> **Description of the task**: In the data, rewrite the stretch from the line containing "key-2-line1[interactable]: MQ 右のモーターの速さを" through the line containing "192, 223, 219]", replacing "interactable" with "clickable" and leaving everything else unchanged. Return only those lines.

> **Excerpted data**:
-- -- --
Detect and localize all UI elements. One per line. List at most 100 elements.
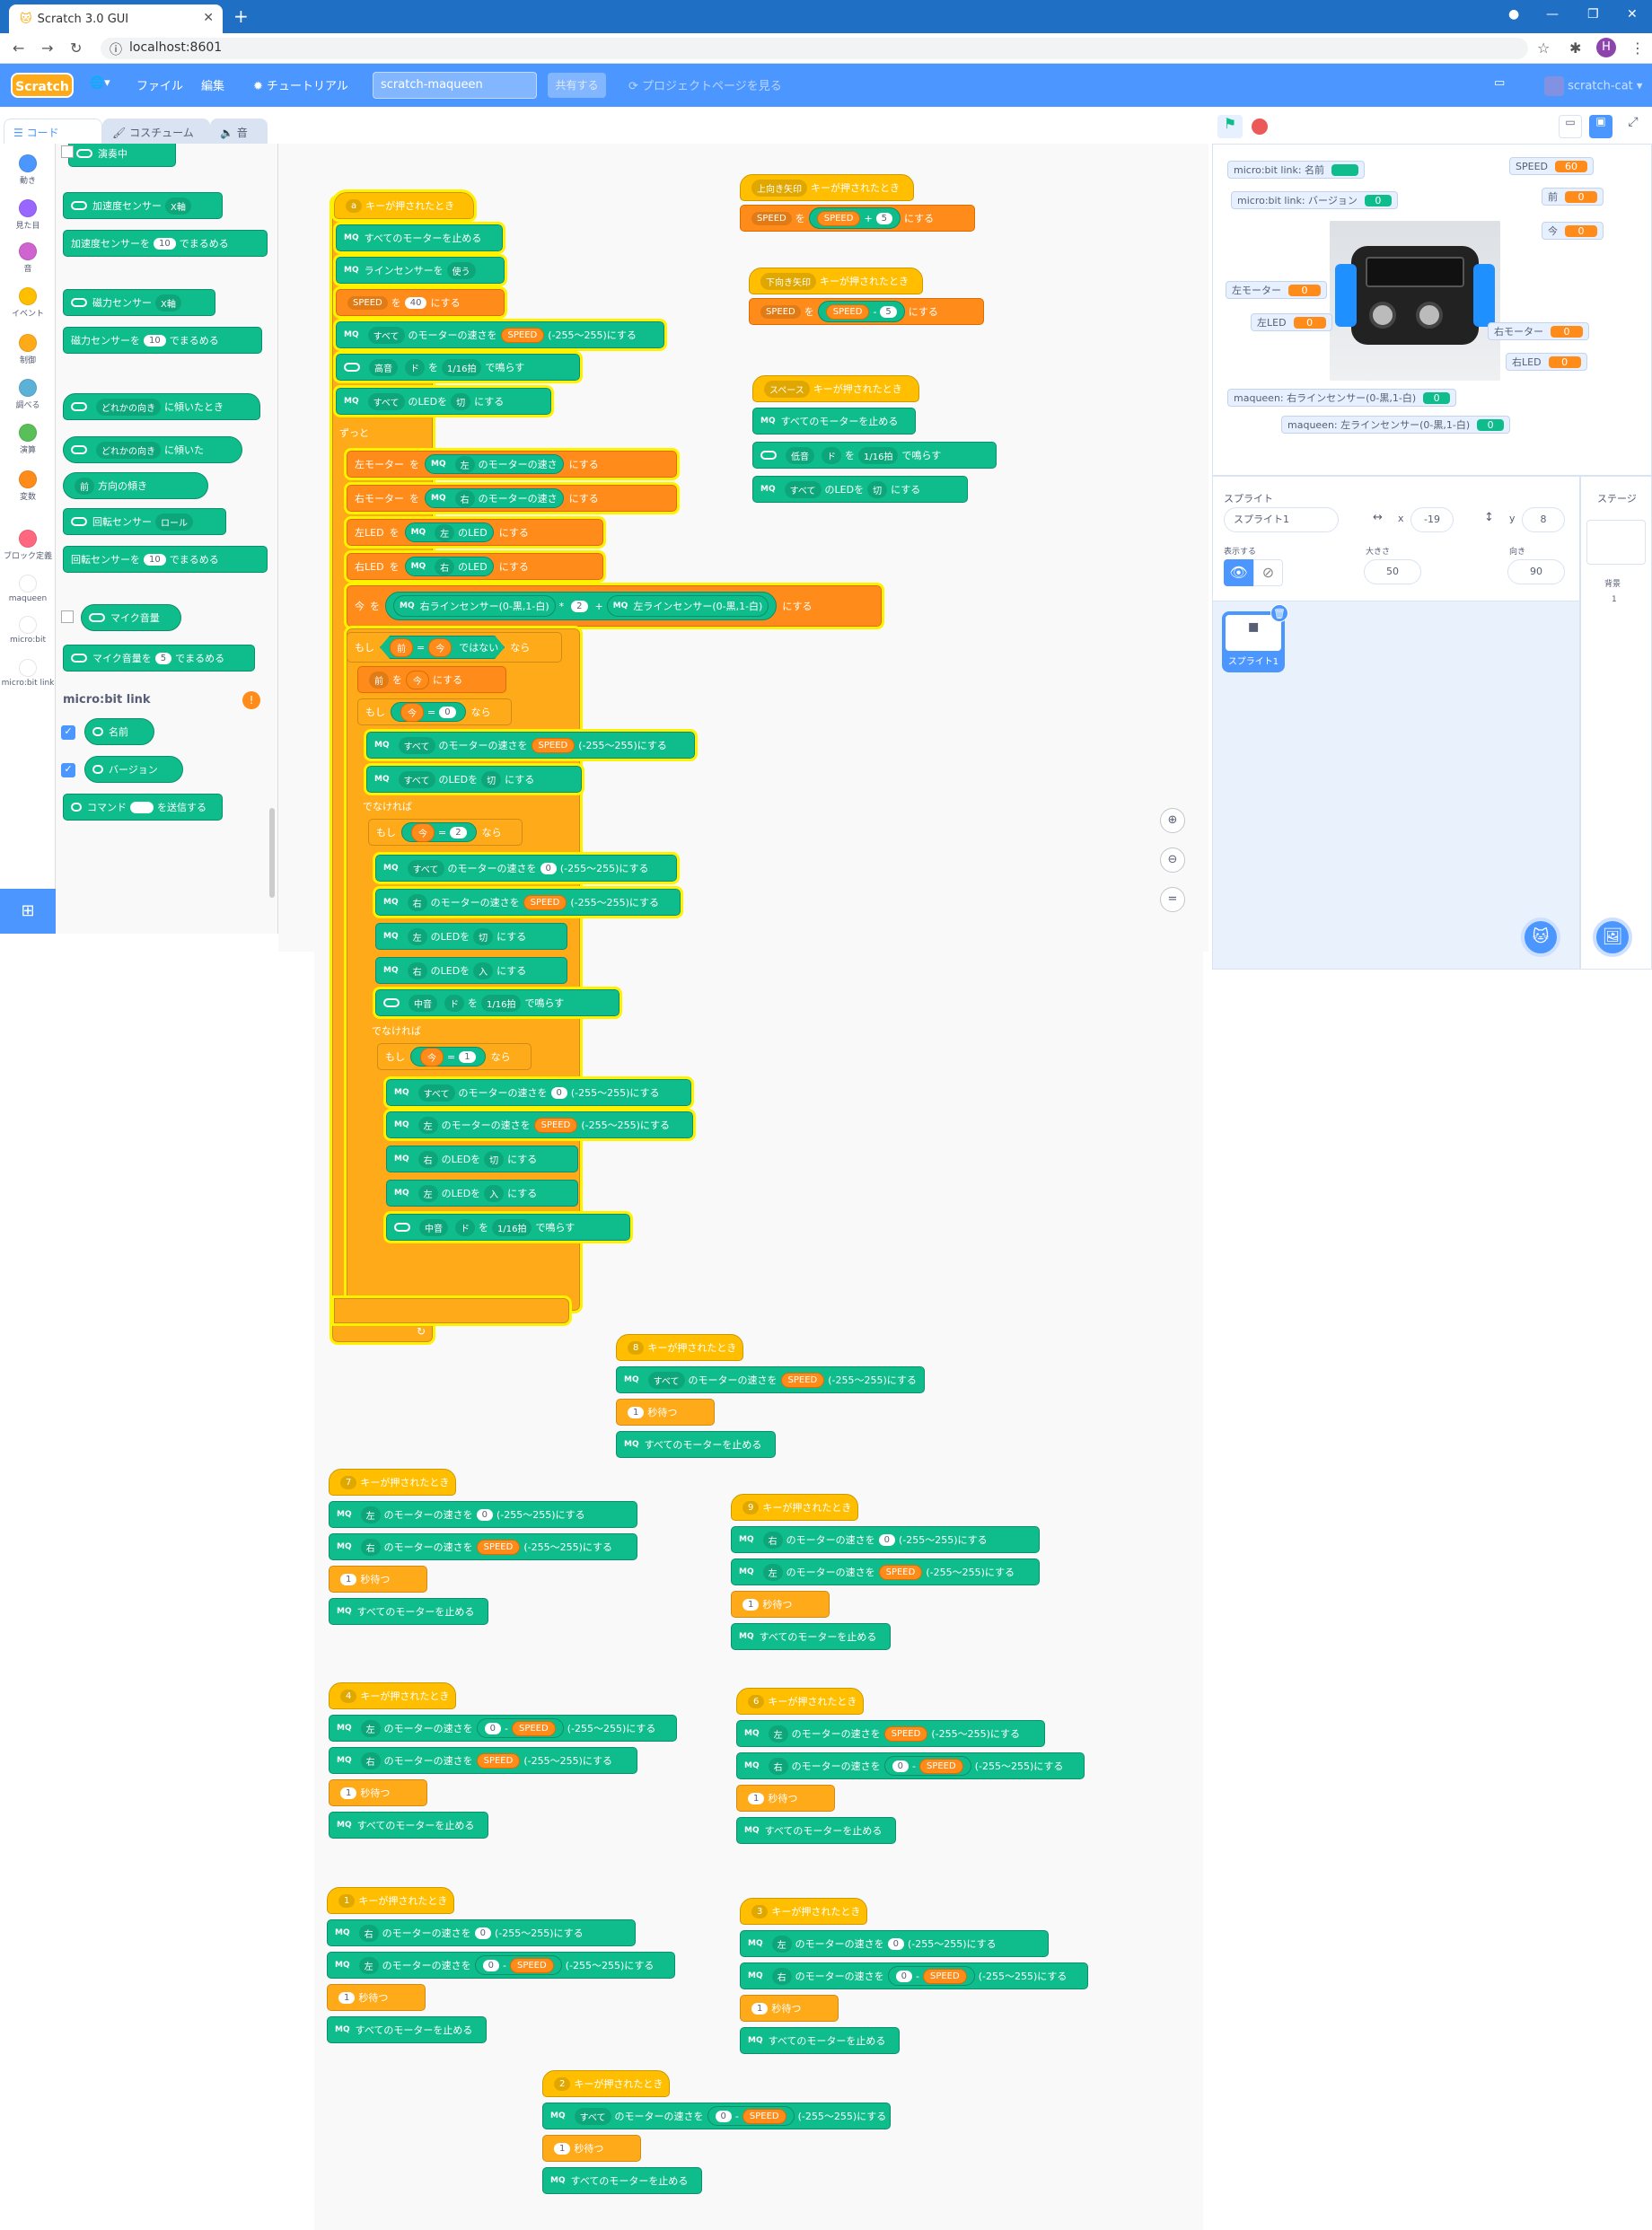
key-2-line1[interactable]: MQ 右のモーターの速さを 0 (-255〜255)にする	[731, 1526, 1040, 1553]
set-speed-block[interactable]: SPEED を 40 にする	[333, 286, 507, 319]
palette-block-accel[interactable]: 加速度センサー X軸	[63, 192, 223, 219]
set-all-led-block[interactable]: MQ すべて のLEDを切にする	[333, 385, 554, 417]
stage-selector[interactable]: ステージ 背景 1	[1580, 476, 1652, 970]
palette-block-version[interactable]: バージョン	[84, 756, 183, 783]
warning-icon[interactable]: !	[242, 691, 260, 709]
share-button[interactable]: 共有する	[548, 73, 606, 98]
stage[interactable]: micro:bit link: 名前 micro:bit link: バージョン…	[1212, 144, 1652, 476]
key-0-hat[interactable]: 8 キーが押されたとき	[616, 1334, 743, 1361]
key-0-line1[interactable]: MQ すべて のモーターの速さを SPEED (-255〜255)にする	[616, 1366, 925, 1393]
key-7-stop[interactable]: MQ すべてのモーターを止める	[542, 2167, 702, 2194]
key-1-stop[interactable]: MQ すべてのモーターを止める	[329, 1598, 488, 1625]
key-1-line2[interactable]: MQ 右のモーターの速さを SPEED (-255〜255)にする	[329, 1533, 637, 1560]
minimize-icon[interactable]: —	[1546, 7, 1559, 22]
key-1-line1[interactable]: MQ 左のモーターの速さを 0 (-255〜255)にする	[329, 1501, 637, 1528]
palette-block-send-command[interactable]: コマンド を送信する	[63, 794, 223, 821]
maximize-icon[interactable]: ❐	[1587, 7, 1599, 22]
set-right-motor-speed[interactable]: MQ 右のモーターの速さを SPEED (-255〜255)にする	[373, 886, 683, 918]
tab-costume[interactable]: 🖌 コスチューム	[102, 119, 210, 145]
space-led-off[interactable]: MQ すべて のLEDを切にする	[752, 476, 968, 503]
key-2-stop[interactable]: MQ すべてのモーターを止める	[731, 1623, 891, 1650]
fullscreen-icon[interactable]: ⤢	[1621, 115, 1645, 138]
increase-speed-block[interactable]: SPEED を SPEED +5 にする	[740, 205, 975, 232]
maqueen-robot-sprite[interactable]	[1330, 221, 1500, 381]
key-4-stop[interactable]: MQ すべてのモーターを止める	[736, 1817, 896, 1844]
palette-block-mag-round[interactable]: 磁力センサーを 10 でまるめる	[63, 327, 262, 354]
main-script-hat[interactable]: a キーが押されたとき	[331, 189, 477, 222]
forward-icon[interactable]: →	[41, 40, 53, 57]
key-6-hat[interactable]: 3 キーが押されたとき	[740, 1898, 867, 1925]
decrease-speed-block[interactable]: SPEED を SPEED -5 にする	[749, 298, 984, 325]
play-mid-tone-2[interactable]: 中音ドを 1/16拍 で鳴らす	[383, 1211, 633, 1243]
key-6-line1[interactable]: MQ 左のモーターの速さを 0 (-255〜255)にする	[740, 1930, 1049, 1957]
category-6[interactable]: 演算	[0, 424, 56, 455]
palette-scrollbar[interactable]	[269, 808, 275, 898]
set-all-motor-speed-0b[interactable]: MQ すべて のモーターの速さを 0 (-255〜255)にする	[383, 1076, 694, 1109]
key-3-stop[interactable]: MQ すべてのモーターを止める	[329, 1812, 488, 1839]
browser-menu-icon[interactable]: ⋮	[1630, 40, 1645, 57]
space-stop-motors[interactable]: MQ すべてのモーターを止める	[752, 408, 916, 435]
url-input[interactable]: ⓘ localhost:8601	[101, 38, 1528, 59]
key-6-line2[interactable]: MQ 右のモーターの速さを 0- SPEED (-255〜255)にする	[740, 1962, 1088, 1989]
browser-tab[interactable]: 🐱 Scratch 3.0 GUI ✕	[9, 4, 223, 33]
key-0-stop[interactable]: MQ すべてのモーターを止める	[616, 1431, 776, 1458]
key-6-wait[interactable]: 1 秒待つ	[740, 1995, 839, 2022]
palette-block-mag[interactable]: 磁力センサー X軸	[63, 289, 215, 316]
new-tab-icon[interactable]: +	[233, 5, 249, 27]
up-arrow-hat[interactable]: 上向き矢印 キーが押されたとき	[740, 174, 914, 201]
show-eye-icon[interactable]: 👁	[1224, 559, 1253, 586]
choose-backdrop-button[interactable]: 🖼	[1593, 917, 1632, 957]
down-arrow-hat[interactable]: 下向き矢印 キーが押されたとき	[749, 268, 923, 294]
set-right-led-on[interactable]: MQ 右のLEDを入にする	[375, 957, 567, 984]
category-2[interactable]: 音	[0, 242, 56, 274]
key-7-hat[interactable]: 2 キーが押されたとき	[542, 2070, 670, 2097]
back-icon[interactable]: ←	[13, 40, 24, 57]
key-2-line2[interactable]: MQ 左のモーターの速さを SPEED (-255〜255)にする	[731, 1558, 1040, 1585]
palette-block-rotation-round[interactable]: 回転センサーを 10 でまるめる	[63, 546, 268, 573]
play-tone-block[interactable]: 高音ドを 1/16拍 で鳴らす	[333, 351, 583, 383]
key-7-line1[interactable]: MQ すべて のモーターの速さを 0- SPEED (-255〜255)にする	[542, 2103, 891, 2129]
account-menu[interactable]: scratch-cat ▾	[1544, 76, 1642, 96]
checkbox-mic[interactable]	[61, 610, 74, 623]
close-window-icon[interactable]: ✕	[1627, 7, 1638, 22]
palette-block-tilt-hat[interactable]: どれかの向き に傾いたとき	[63, 393, 260, 420]
sprite-name-input[interactable]: スプライト1	[1224, 507, 1339, 532]
profile-down-icon[interactable]: ●	[1508, 7, 1519, 22]
scratch-logo[interactable]: Scratch	[11, 73, 74, 98]
set-left-led-var[interactable]: 左LED を MQ 左のLED にする	[344, 516, 606, 549]
add-extension-button[interactable]: ⊞	[0, 889, 56, 934]
if-now-eq-0[interactable]: もし今 = 0 なら	[357, 698, 512, 725]
palette-block-rotation[interactable]: 回転センサー ロール	[63, 508, 226, 535]
normal-stage-icon[interactable]: ▣	[1589, 115, 1612, 138]
set-all-led-2[interactable]: MQ すべて のLEDを切にする	[364, 763, 584, 795]
set-front-to-now[interactable]: 前を今にする	[357, 666, 506, 693]
small-stage-icon[interactable]: ▭	[1559, 115, 1582, 138]
direction-input[interactable]: 90	[1507, 559, 1565, 584]
language-globe-icon[interactable]: 🌐▾	[90, 76, 110, 90]
key-5-wait[interactable]: 1 秒待つ	[327, 1984, 426, 2011]
category-7[interactable]: 変数	[0, 470, 56, 502]
zoom-out-icon[interactable]: ⊖	[1160, 847, 1185, 873]
space-hat[interactable]: スペース キーが押されたとき	[752, 375, 919, 402]
category-5[interactable]: 調べる	[0, 379, 56, 410]
if-front-neq-now[interactable]: もし前 = 今ではない なら	[347, 632, 562, 663]
palette-block-tilted[interactable]: どれかの向き に傾いた	[63, 436, 242, 463]
if-now-eq-2[interactable]: もし今 = 2 なら	[368, 819, 523, 846]
key-3-line1[interactable]: MQ 左のモーターの速さを 0- SPEED (-255〜255)にする	[329, 1715, 677, 1742]
key-2-hat[interactable]: 9 キーが押されたとき	[731, 1494, 858, 1521]
profile-avatar[interactable]: H	[1596, 38, 1616, 57]
stage-thumbnail[interactable]	[1586, 520, 1646, 565]
key-6-stop[interactable]: MQ すべてのモーターを止める	[740, 2027, 900, 2054]
key-4-hat[interactable]: 6 キーが押されたとき	[736, 1688, 864, 1715]
key-1-hat[interactable]: 7 キーが押されたとき	[329, 1469, 456, 1496]
category-9[interactable]: maqueen	[0, 575, 56, 603]
key-4-wait[interactable]: 1 秒待つ	[736, 1785, 835, 1812]
zoom-reset-icon[interactable]: =	[1160, 887, 1185, 912]
key-4-line1[interactable]: MQ 左のモーターの速さを SPEED (-255〜255)にする	[736, 1720, 1045, 1747]
stop-sign-icon[interactable]	[1252, 119, 1268, 135]
tab-code[interactable]: ☰ コード	[4, 119, 102, 145]
key-3-wait[interactable]: 1 秒待つ	[329, 1779, 427, 1806]
key-3-hat[interactable]: 4 キーが押されたとき	[329, 1682, 456, 1709]
palette-block-mic[interactable]: マイク音量	[81, 604, 181, 631]
key-4-line2[interactable]: MQ 右のモーターの速さを 0- SPEED (-255〜255)にする	[736, 1752, 1085, 1779]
-- -- --
> **Problem solution**:
key-2-line1[clickable]: MQ 右のモーターの速さを 0 (-255〜255)にする	[731, 1526, 1040, 1553]
set-speed-block[clickable]: SPEED を 40 にする	[333, 286, 507, 319]
palette-block-accel[clickable]: 加速度センサー X軸	[63, 192, 223, 219]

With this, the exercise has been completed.